## YOUR INSTRUCTIONS:
Only the lines from the one with "Give me a plain-text" onward are wanted, through the last line of the entries, set down exactly.

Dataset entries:
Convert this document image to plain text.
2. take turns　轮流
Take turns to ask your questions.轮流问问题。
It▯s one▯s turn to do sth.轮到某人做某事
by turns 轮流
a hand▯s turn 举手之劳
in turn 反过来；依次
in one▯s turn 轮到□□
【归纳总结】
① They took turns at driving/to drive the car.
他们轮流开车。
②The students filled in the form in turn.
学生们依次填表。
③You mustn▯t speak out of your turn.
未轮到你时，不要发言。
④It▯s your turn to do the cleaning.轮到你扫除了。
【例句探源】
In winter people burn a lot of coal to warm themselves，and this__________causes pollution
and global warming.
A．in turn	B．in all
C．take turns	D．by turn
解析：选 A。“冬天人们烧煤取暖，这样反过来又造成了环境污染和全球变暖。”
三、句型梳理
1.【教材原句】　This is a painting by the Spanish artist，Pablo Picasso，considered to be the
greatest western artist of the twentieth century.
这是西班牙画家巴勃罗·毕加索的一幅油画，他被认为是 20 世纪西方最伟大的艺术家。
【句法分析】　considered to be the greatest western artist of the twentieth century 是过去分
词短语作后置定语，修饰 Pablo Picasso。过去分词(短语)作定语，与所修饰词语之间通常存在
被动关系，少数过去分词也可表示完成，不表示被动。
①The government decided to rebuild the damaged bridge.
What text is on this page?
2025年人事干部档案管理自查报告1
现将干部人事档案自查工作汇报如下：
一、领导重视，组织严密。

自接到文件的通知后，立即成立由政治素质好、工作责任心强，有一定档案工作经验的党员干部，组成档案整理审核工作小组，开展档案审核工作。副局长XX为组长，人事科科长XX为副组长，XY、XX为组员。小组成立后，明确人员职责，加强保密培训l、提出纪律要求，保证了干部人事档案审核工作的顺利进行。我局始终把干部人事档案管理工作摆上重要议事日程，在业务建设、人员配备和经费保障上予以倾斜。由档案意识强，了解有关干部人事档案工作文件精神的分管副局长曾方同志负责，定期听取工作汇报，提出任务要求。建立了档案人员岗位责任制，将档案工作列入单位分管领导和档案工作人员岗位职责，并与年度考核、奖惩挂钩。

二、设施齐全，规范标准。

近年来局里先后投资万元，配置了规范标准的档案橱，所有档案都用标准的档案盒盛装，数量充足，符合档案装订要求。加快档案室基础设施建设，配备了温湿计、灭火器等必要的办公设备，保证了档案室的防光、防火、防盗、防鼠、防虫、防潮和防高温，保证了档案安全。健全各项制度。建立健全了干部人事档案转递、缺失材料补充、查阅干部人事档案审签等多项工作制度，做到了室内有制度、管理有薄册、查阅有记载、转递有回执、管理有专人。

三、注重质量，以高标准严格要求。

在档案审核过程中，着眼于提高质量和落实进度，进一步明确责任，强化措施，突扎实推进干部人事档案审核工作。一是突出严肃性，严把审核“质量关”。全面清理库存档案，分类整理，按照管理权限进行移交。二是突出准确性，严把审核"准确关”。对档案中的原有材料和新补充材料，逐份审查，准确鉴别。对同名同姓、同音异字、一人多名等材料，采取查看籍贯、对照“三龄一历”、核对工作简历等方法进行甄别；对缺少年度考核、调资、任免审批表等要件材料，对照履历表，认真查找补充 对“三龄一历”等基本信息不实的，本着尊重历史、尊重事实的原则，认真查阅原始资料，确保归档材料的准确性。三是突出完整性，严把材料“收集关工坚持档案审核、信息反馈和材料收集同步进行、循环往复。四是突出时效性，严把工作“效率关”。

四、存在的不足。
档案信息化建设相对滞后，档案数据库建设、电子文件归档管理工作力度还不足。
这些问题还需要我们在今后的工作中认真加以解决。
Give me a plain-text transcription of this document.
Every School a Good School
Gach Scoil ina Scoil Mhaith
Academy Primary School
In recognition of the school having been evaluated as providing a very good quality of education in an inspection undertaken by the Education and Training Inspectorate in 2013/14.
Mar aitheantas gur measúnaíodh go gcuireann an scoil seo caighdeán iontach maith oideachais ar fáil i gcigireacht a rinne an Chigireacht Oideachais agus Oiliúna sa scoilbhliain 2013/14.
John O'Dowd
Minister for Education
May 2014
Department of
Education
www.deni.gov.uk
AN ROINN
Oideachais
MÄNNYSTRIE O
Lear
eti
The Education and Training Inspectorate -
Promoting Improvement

## TASK ANSWER:
Give me a plain-text transcription of this document.
Every School a Good School
Gach Scoil ina Scoil Mhaith
Academy Primary School
In recognition of the school having been evaluated as providing a very good quality of education in an inspection undertaken by the Education and Training Inspectorate in 2013/14.
Mar aitheantas gur measúnaíodh go gcuireann an scoil seo caighdeán iontach maith oideachais ar fáil i gcigireacht a rinne an Chigireacht Oideachais agus Oiliúna sa scoilbhliain 2013/14.
John O'Dowd
Minister for Education
May 2014
Department of
Education
www.deni.gov.uk
AN ROINN
Oideachais
MÄNNYSTRIE O
Lear
eti
The Education and Training Inspectorate -
Promoting Improvement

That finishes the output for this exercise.